* **Dataset rows**:
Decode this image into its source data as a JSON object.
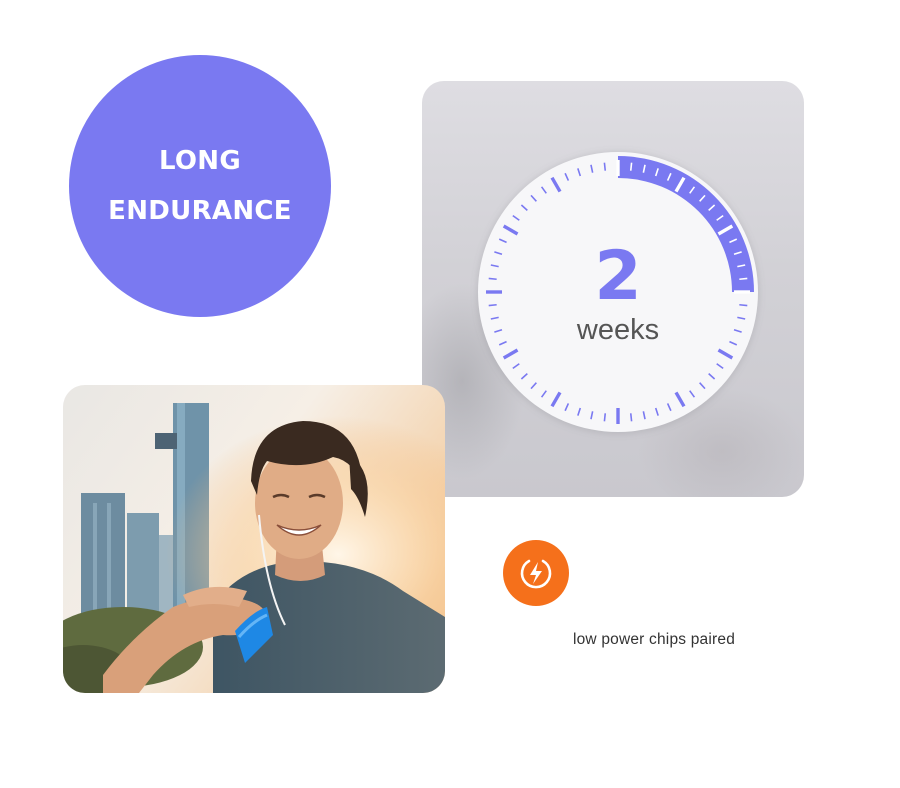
{
  "badge": {
    "line1": "LONG",
    "line2": "ENDURANCE",
    "color": "#7a79f1"
  },
  "dial": {
    "value": "2",
    "unit": "weeks",
    "progress_fraction": 0.25,
    "accent_color": "#7a79f1",
    "ticks": 60
  },
  "photo": {
    "subject": "smiling man looking at blue fitness band on wrist"
  },
  "power": {
    "icon": "lightning-bolt-icon",
    "caption": "low power chips paired",
    "color": "#f5701b"
  }
}
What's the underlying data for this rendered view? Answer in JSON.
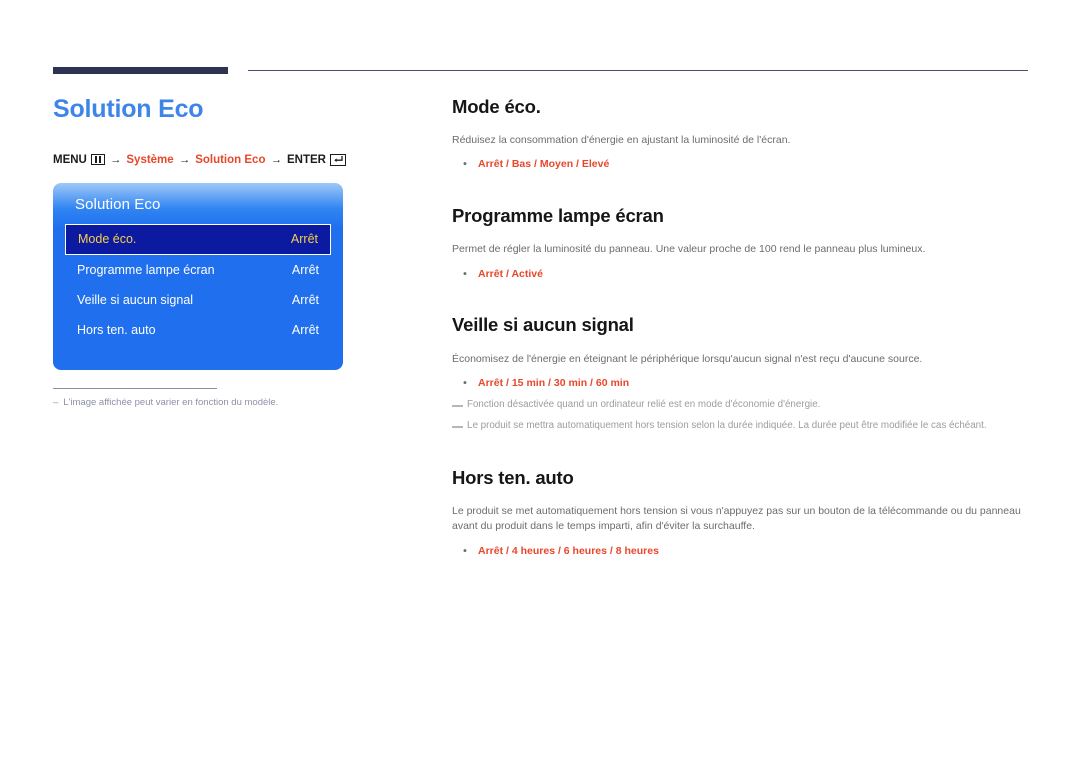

* **Your task**:
Pictures are excluded; repeat every record exactly.

* **Solution for this problem**:
Decode this image into its source data as a JSON object.
{
  "badge": {
    "line1": "LONG",
    "line2": "ENDURANCE",
    "color": "#7a79f1"
  },
  "dial": {
    "value": "2",
    "unit": "weeks",
    "progress_fraction": 0.25,
    "accent_color": "#7a79f1",
    "ticks": 60
  },
  "photo": {
    "subject": "smiling man looking at blue fitness band on wrist"
  },
  "power": {
    "icon": "lightning-bolt-icon",
    "caption": "low power chips paired",
    "color": "#f5701b"
  }
}
What's the underlying data for this rendered view? Answer in JSON.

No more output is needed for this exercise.